• **PROBLEM TO SOLVE**:
In the listing below, locate the lines that hold "JSON" and copy them.

• **SUPPLIED MATERIAL**:
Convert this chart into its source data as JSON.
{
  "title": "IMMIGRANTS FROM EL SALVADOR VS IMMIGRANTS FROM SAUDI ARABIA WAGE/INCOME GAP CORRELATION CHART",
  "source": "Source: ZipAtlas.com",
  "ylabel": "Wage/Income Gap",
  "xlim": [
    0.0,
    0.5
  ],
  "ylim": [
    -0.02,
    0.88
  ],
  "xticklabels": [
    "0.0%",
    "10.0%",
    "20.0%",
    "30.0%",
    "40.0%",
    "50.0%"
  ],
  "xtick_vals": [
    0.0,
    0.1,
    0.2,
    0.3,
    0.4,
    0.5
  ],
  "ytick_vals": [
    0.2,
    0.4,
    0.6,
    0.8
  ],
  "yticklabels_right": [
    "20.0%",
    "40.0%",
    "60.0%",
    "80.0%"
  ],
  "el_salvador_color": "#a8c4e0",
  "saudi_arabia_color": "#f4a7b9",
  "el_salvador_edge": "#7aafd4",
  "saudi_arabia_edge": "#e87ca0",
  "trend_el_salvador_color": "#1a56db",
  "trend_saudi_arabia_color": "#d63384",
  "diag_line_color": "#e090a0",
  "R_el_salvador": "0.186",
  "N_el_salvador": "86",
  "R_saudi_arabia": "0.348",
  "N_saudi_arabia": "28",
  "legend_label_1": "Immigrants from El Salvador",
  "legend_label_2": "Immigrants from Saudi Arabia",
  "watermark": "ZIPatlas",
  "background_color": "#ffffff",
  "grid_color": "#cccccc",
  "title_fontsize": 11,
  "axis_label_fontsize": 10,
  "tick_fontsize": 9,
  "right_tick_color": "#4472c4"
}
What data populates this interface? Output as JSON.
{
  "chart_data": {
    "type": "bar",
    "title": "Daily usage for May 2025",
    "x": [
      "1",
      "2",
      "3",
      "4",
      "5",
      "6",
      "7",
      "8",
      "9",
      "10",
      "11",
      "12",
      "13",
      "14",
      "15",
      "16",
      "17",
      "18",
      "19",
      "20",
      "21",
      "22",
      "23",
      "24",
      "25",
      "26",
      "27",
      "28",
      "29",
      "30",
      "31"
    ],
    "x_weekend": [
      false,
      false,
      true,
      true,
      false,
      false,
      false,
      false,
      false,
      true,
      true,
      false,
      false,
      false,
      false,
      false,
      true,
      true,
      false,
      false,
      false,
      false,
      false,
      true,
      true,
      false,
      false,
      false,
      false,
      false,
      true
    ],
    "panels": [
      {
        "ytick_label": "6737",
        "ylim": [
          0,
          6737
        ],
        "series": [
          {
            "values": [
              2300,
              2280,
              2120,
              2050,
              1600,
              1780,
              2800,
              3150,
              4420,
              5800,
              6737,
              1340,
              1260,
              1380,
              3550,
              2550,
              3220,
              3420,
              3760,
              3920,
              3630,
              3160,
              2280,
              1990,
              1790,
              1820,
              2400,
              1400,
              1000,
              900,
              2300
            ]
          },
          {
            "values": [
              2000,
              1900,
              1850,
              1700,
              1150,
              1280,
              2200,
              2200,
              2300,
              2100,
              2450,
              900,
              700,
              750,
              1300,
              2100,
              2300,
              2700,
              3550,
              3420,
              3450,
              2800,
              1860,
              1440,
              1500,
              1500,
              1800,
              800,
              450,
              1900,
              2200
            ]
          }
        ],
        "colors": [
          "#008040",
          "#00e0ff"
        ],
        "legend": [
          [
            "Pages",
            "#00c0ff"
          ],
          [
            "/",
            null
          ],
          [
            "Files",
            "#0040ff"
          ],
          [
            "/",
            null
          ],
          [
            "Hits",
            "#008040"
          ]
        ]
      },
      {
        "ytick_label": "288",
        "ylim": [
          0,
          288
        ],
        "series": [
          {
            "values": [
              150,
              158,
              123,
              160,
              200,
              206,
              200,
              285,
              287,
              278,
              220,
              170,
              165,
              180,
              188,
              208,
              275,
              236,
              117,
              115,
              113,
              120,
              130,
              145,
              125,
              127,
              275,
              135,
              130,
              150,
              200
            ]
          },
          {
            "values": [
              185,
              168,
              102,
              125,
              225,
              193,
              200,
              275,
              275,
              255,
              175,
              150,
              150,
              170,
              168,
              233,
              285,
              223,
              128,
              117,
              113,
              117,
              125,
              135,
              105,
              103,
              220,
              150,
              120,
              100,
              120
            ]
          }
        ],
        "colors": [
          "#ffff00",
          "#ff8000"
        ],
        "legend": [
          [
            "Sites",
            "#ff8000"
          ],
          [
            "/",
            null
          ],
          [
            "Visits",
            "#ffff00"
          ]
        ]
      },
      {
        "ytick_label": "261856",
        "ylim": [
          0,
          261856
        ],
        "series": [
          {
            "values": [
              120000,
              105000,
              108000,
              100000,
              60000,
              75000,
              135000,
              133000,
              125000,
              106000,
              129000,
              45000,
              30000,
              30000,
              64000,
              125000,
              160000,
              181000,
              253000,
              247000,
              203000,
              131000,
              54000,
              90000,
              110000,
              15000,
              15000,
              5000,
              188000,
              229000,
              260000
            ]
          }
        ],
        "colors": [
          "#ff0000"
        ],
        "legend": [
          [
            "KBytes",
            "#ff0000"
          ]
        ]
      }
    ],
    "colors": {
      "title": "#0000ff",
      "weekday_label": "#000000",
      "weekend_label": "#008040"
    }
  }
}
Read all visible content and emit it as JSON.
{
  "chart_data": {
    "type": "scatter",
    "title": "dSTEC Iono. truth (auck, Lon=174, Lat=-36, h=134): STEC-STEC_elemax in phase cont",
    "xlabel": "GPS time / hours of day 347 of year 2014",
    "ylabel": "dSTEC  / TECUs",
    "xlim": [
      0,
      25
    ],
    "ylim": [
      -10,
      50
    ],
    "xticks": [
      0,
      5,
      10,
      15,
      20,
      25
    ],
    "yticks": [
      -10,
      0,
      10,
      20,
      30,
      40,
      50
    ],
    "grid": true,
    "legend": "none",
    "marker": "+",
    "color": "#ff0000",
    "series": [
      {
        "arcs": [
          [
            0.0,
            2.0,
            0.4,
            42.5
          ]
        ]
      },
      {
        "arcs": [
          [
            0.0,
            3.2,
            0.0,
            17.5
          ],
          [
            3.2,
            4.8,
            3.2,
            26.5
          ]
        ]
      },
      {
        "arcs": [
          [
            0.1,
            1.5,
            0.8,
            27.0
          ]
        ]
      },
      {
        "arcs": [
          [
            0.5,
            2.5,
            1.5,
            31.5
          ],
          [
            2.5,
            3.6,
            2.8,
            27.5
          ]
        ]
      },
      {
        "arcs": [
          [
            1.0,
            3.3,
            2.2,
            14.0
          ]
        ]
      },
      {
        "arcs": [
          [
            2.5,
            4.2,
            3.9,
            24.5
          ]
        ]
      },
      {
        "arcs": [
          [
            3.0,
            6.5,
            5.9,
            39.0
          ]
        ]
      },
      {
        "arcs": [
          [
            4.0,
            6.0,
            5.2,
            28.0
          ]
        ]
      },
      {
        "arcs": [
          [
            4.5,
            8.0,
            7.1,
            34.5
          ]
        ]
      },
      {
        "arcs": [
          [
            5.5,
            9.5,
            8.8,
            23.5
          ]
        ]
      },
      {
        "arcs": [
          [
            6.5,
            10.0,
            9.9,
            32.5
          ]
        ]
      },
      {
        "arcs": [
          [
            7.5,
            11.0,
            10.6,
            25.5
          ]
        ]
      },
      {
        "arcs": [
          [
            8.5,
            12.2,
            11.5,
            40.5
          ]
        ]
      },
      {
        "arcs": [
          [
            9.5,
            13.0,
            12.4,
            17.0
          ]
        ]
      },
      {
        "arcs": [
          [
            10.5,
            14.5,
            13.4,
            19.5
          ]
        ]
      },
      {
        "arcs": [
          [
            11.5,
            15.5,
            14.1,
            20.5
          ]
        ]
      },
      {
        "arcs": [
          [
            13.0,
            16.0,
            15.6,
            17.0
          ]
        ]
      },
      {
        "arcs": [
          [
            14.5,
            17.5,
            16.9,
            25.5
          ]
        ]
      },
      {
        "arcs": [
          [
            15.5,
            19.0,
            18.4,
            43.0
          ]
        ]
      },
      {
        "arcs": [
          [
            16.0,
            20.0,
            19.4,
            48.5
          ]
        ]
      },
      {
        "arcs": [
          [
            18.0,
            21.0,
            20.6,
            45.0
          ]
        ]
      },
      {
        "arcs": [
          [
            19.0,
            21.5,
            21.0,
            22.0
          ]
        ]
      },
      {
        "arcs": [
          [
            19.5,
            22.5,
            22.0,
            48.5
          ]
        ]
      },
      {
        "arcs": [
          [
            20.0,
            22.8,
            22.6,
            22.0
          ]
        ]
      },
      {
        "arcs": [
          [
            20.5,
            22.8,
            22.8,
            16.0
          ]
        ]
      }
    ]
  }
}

• **RESPONSE BELOW**:
Convert this chart into its source data as JSON.
What data populates this interface? Output as JSON.
Read all visible content and emit it as JSON.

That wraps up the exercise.